## begin

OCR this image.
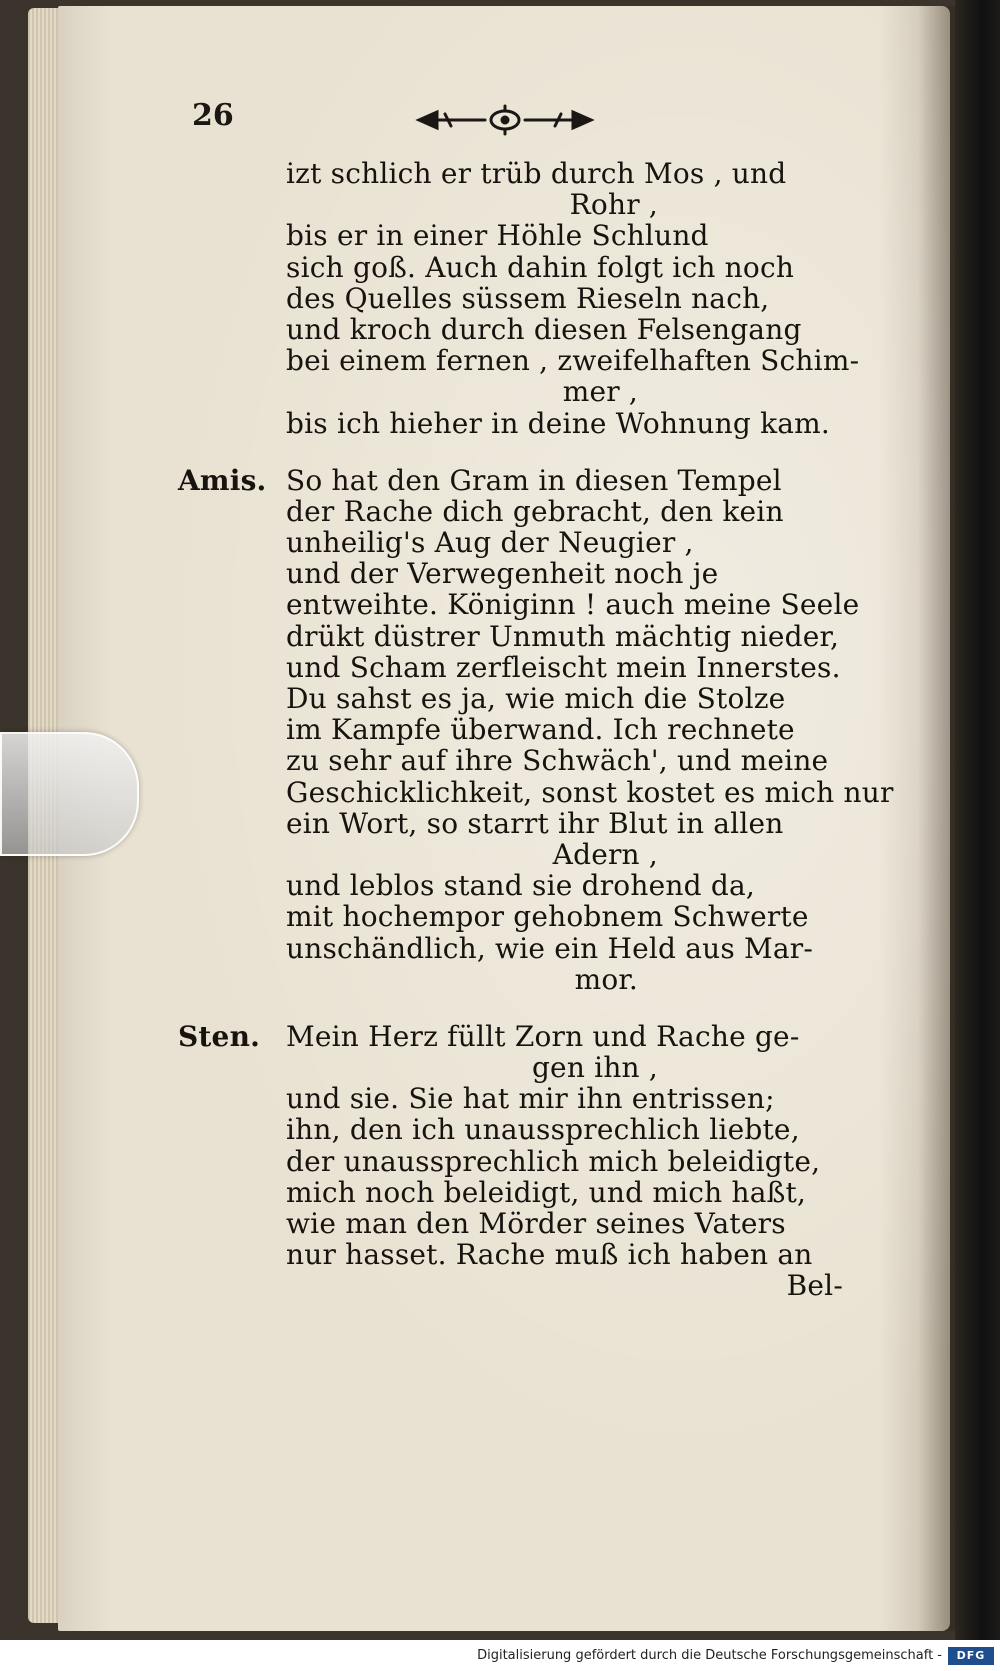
26
izt schlich er trüb durch Mos , und
Rohr ,
bis er in einer Höhle Schlund
sich goß. Auch dahin folgt ich noch
des Quelles süssem Rieseln nach,
und kroch durch diesen Felsengang
bei einem fernen , zweifelhaften Schim-
mer ,
bis ich hieher in deine Wohnung kam.
Amis. So hat den Gram in diesen Tempel
der Rache dich gebracht, den kein
unheilig's Aug der Neugier ,
und der Verwegenheit noch je
entweihte. Königinn ! auch meine Seele
drükt düstrer Unmuth mächtig nieder,
und Scham zerfleischt mein Innerstes.
Du sahst es ja, wie mich die Stolze
im Kampfe überwand. Ich rechnete
zu sehr auf ihre Schwäch', und meine
Geschicklichkeit, sonst kostet es mich nur
ein Wort, so starrt ihr Blut in allen
Adern ,
und leblos stand sie drohend da,
mit hochempor gehobnem Schwerte
unschändlich, wie ein Held aus Mar-
mor.
Sten. Mein Herz füllt Zorn und Rache ge-
gen ihn ,
und sie. Sie hat mir ihn entrissen;
ihn, den ich unaussprechlich liebte,
der unaussprechlich mich beleidigte,
mich noch beleidigt, und mich haßt,
wie man den Mörder seines Vaters
nur hasset. Rache muß ich haben an
Bel-
Digitalisierung gefördert durch die Deutsche Forschungsgemeinschaft -	DFG
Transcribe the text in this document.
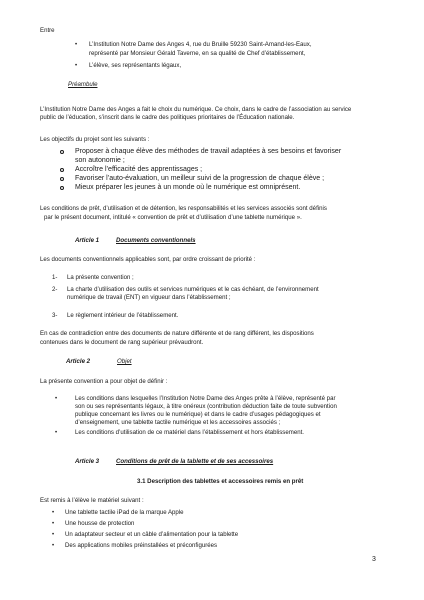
Entre
• L’Institution Notre Dame des Anges 4, rue du Bruille 59230 Saint-Amand-les-Eaux,
représenté par Monsieur Gérald Taverne, en sa qualité de Chef d’établissement,
• L’élève, ses représentants légaux,
Préambule
L’Institution Notre Dame des Anges a fait le choix du numérique. Ce choix, dans le cadre de l’association au service
public de l’éducation, s’inscrit dans le cadre des politiques prioritaires de l’Éducation nationale.
Les objectifs du projet sont les suivants :
Proposer à chaque élève des méthodes de travail adaptées à ses besoins et favoriser
son autonomie ;
Accroître l’efficacité des apprentissages ;
Favoriser l’auto-évaluation, un meilleur suivi de la progression de chaque élève ;
Mieux préparer les jeunes à un monde où le numérique est omniprésent.
Les conditions de prêt, d’utilisation et de détention, les responsabilités et les services associés sont définis
par le présent document, intitulé « convention de prêt et d’utilisation d’une tablette numérique ».
Article 1	Documents conventionnels
Les documents conventionnels applicables sont, par ordre croissant de priorité :
1- La présente convention ;
2- La charte d’utilisation des outils et services numériques et le cas échéant, de l’environnement
numérique de travail (ENT) en vigueur dans l’établissement ;
3- Le règlement intérieur de l’établissement.
En cas de contradiction entre des documents de nature différente et de rang différent, les dispositions
contenues dans le document de rang supérieur prévaudront.
Article 2	Objet
La présente convention a pour objet de définir :
•	Les conditions dans lesquelles l’Institution Notre Dame des Anges prête à l’élève, représenté par
son ou ses représentants légaux, à titre onéreux (contribution déduction faite de toute subvention
publique concernant les livres ou le numérique) et dans le cadre d’usages pédagogiques et
d’enseignement, une tablette tactile numérique et les accessoires associés ;
•	Les conditions d’utilisation de ce matériel dans l’établissement et hors établissement.
Article 3	Conditions de prêt de la tablette et de ses accessoires
3.1 Description des tablettes et accessoires remis en prêt
Est remis à l’élève le matériel suivant :
• Une tablette tactile iPad de la marque Apple
• Une housse de protection
• Un adaptateur secteur et un câble d’alimentation pour la tablette
• Des applications mobiles préinstallées et préconfigurées
3
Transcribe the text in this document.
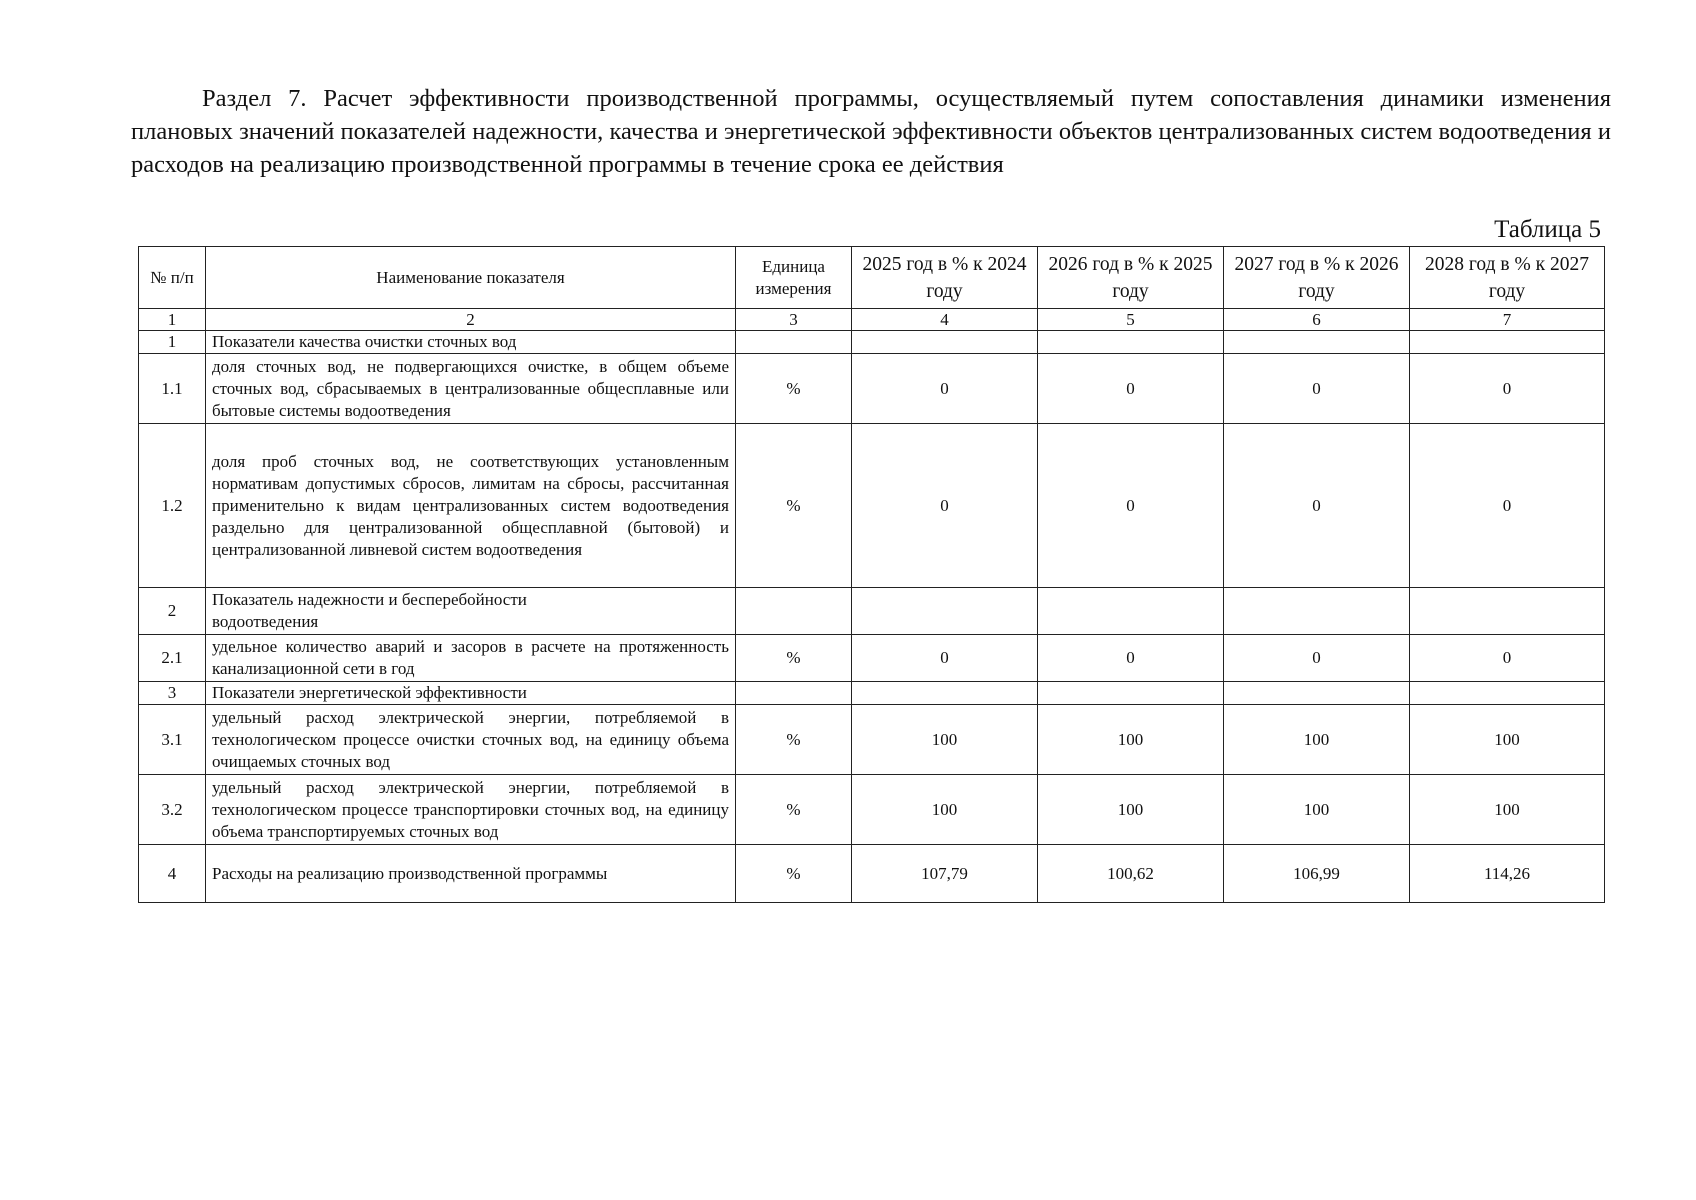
Раздел 7. Расчет эффективности производственной программы, осуществляемый путем сопоставления динамики изменения плановых значений показателей надежности, качества и энергетической эффективности объектов централизованных систем водоотведения и расходов на реализацию производственной программы в течение срока ее действия

Таблица 5
№ п/п	Наименование показателя	Единица измерения	2025 год в % к 2024 году	2026 год в % к 2025 году	2027 год в % к 2026 году	2028 год в % к 2027 году
1	2	3	4	5	6	7
1	Показатели качества очистки сточных вод					
1.1	доля сточных вод, не подвергающихся очистке, в общем объеме сточных вод, сбрасываемых в централизованные общесплавные или бытовые системы водоотведения	%	0	0	0	0
1.2	доля проб сточных вод, не соответствующих установленным нормативам допустимых сбросов, лимитам на сбросы, рассчитанная применительно к видам централизованных систем водоотведения раздельно для централизованной общесплавной (бытовой) и централизованной ливневой систем водоотведения	%	0	0	0	0
2	Показатель надежности и бесперебойности водоотведения					
2.1	удельное количество аварий и засоров в расчете на протяженность канализационной сети в год	%	0	0	0	0
3	Показатели энергетической эффективности					
3.1	удельный расход электрической энергии, потребляемой в технологическом процессе очистки сточных вод, на единицу объема очищаемых сточных вод	%	100	100	100	100
3.2	удельный расход электрической энергии, потребляемой в технологическом процессе транспортировки сточных вод, на единицу объема транспортируемых сточных вод	%	100	100	100	100
4	Расходы на реализацию производственной программы	%	107,79	100,62	106,99	114,26
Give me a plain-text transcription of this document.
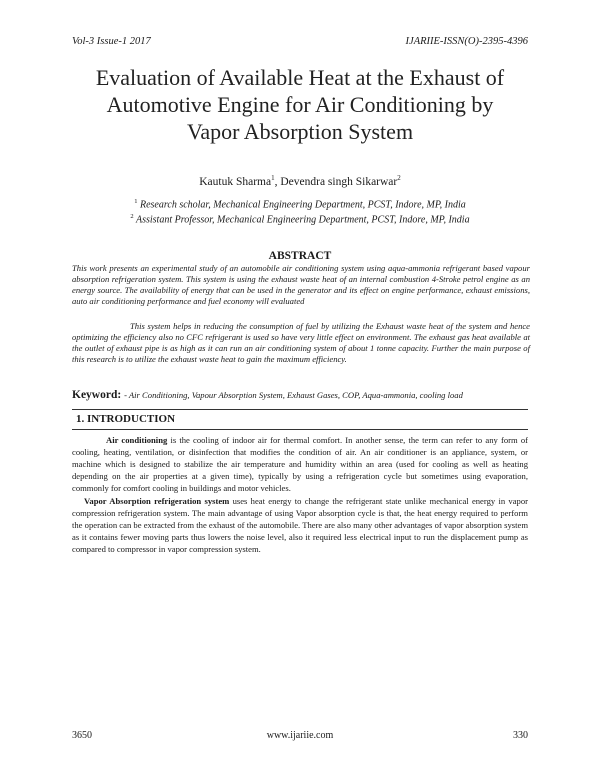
Vol-3 Issue-1 2017	IJARIIE-ISSN(O)-2395-4396
Evaluation of Available Heat at the Exhaust of
Automotive Engine for Air Conditioning by
Vapor Absorption System
Kautuk Sharma$^1$, Devendra singh Sikarwar$^2$
$^1$ Research scholar, Mechanical Engineering Department, PCST, Indore, MP, India
$^2$ Assistant Professor, Mechanical Engineering Department, PCST, Indore, MP, India
ABSTRACT
This work presents an experimental study of an automobile air conditioning system using aqua-ammonia refrigerant based vapour absorption refrigeration system. This system is using the exhaust waste heat of an internal combustion 4-Stroke petrol engine as an energy source. The availability of energy that can be used in the generator and its effect on engine performance, exhaust emissions, auto air conditioning performance and fuel economy will evaluated
This system helps in reducing the consumption of fuel by utilizing the Exhaust waste heat of the system and hence optimizing the efficiency also no CFC refrigerant is used so have very little effect on environment. The exhaust gas heat available at the outlet of exhaust pipe is as high as it can run an air conditioning system of about 1 tonne capacity. Further the main purpose of this research is to utilize the exhaust waste heat to gain the maximum efficiency.
Keyword: - Air Conditioning, Vapour Absorption System, Exhaust Gases, COP, Aqua-ammonia, cooling load
1. INTRODUCTION
Air conditioning is the cooling of indoor air for thermal comfort. In another sense, the term can refer to any form of cooling, heating, ventilation, or disinfection that modifies the condition of air. An air conditioner is an appliance, system, or machine which is designed to stabilize the air temperature and humidity within an area (used for cooling as well as heating depending on the air properties at a given time), typically by using a refrigeration cycle but sometimes using evaporation, commonly for comfort cooling in buildings and motor vehicles.
Vapor Absorption refrigeration system uses heat energy to change the refrigerant state unlike mechanical energy in vapor compression refrigeration system. The main advantage of using Vapor absorption cycle is that, the heat energy required to perform the operation can be extracted from the exhaust of the automobile. There are also many other advantages of vapor absorption system as it contains fewer moving parts thus lowers the noise level, also it required less electrical input to run the displacement pump as compared to compressor in vapor compression system.
3650	www.ijariie.com	330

## end

## The problem
Pick out, from the lines above, every one that contains the string "associés".

## Result
Les conditions de prêt, d’utilisation et de détention, les responsabilités et les services associés sont définis
d’enseignement, une tablette tactile numérique et les accessoires associés ;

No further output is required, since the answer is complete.